Write out every record below exactly as it appears.

§ Items listed in a dataset:
--*--

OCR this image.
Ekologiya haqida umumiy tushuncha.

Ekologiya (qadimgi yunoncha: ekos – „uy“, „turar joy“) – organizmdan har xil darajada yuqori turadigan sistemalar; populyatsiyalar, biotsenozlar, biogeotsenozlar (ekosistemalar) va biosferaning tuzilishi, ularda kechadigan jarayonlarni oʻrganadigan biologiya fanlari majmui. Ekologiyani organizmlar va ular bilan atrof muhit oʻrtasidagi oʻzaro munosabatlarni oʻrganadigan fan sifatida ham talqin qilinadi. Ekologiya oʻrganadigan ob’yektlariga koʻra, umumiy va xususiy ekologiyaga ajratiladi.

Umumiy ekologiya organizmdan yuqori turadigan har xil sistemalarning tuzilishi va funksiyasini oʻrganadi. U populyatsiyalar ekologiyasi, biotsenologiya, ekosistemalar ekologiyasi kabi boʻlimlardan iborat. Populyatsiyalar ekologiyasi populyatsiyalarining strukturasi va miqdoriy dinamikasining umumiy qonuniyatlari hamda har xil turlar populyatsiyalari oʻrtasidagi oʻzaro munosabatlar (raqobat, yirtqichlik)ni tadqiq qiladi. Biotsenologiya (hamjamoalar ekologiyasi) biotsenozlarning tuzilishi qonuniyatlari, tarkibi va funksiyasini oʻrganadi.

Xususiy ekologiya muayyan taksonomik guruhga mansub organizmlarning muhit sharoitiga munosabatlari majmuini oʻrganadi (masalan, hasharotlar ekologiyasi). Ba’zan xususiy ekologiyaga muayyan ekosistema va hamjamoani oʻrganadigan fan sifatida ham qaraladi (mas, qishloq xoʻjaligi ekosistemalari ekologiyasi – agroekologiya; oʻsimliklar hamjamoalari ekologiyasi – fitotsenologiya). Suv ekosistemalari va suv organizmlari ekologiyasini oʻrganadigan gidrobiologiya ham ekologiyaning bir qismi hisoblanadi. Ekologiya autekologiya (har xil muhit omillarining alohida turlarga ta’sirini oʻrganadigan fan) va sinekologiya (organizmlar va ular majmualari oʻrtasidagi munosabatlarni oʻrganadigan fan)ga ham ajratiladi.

--*--

§ In response:
OCR this image.
Ekologiya haqida umumiy tushuncha.

Ekologiya (qadimgi yunoncha: ekos – „uy“, „turar joy“) – organizmdan har xil darajada yuqori turadigan sistemalar; populyatsiyalar, biotsenozlar, biogeotsenozlar (ekosistemalar) va biosferaning tuzilishi, ularda kechadigan jarayonlarni oʻrganadigan biologiya fanlari majmui. Ekologiyani organizmlar va ular bilan atrof muhit oʻrtasidagi oʻzaro munosabatlarni oʻrganadigan fan sifatida ham talqin qilinadi. Ekologiya oʻrganadigan ob’yektlariga koʻra, umumiy va xususiy ekologiyaga ajratiladi.

Umumiy ekologiya organizmdan yuqori turadigan har xil sistemalarning tuzilishi va funksiyasini oʻrganadi. U populyatsiyalar ekologiyasi, biotsenologiya, ekosistemalar ekologiyasi kabi boʻlimlardan iborat. Populyatsiyalar ekologiyasi populyatsiyalarining strukturasi va miqdoriy dinamikasining umumiy qonuniyatlari hamda har xil turlar populyatsiyalari oʻrtasidagi oʻzaro munosabatlar (raqobat, yirtqichlik)ni tadqiq qiladi. Biotsenologiya (hamjamoalar ekologiyasi) biotsenozlarning tuzilishi qonuniyatlari, tarkibi va funksiyasini oʻrganadi.

Xususiy ekologiya muayyan taksonomik guruhga mansub organizmlarning muhit sharoitiga munosabatlari majmuini oʻrganadi (masalan, hasharotlar ekologiyasi). Ba’zan xususiy ekologiyaga muayyan ekosistema va hamjamoani oʻrganadigan fan sifatida ham qaraladi (mas, qishloq xoʻjaligi ekosistemalari ekologiyasi – agroekologiya; oʻsimliklar hamjamoalari ekologiyasi – fitotsenologiya). Suv ekosistemalari va suv organizmlari ekologiyasini oʻrganadigan gidrobiologiya ham ekologiyaning bir qismi hisoblanadi. Ekologiya autekologiya (har xil muhit omillarining alohida turlarga ta’sirini oʻrganadigan fan) va sinekologiya (organizmlar va ular majmualari oʻrtasidagi munosabatlarni oʻrganadigan fan)ga ham ajratiladi.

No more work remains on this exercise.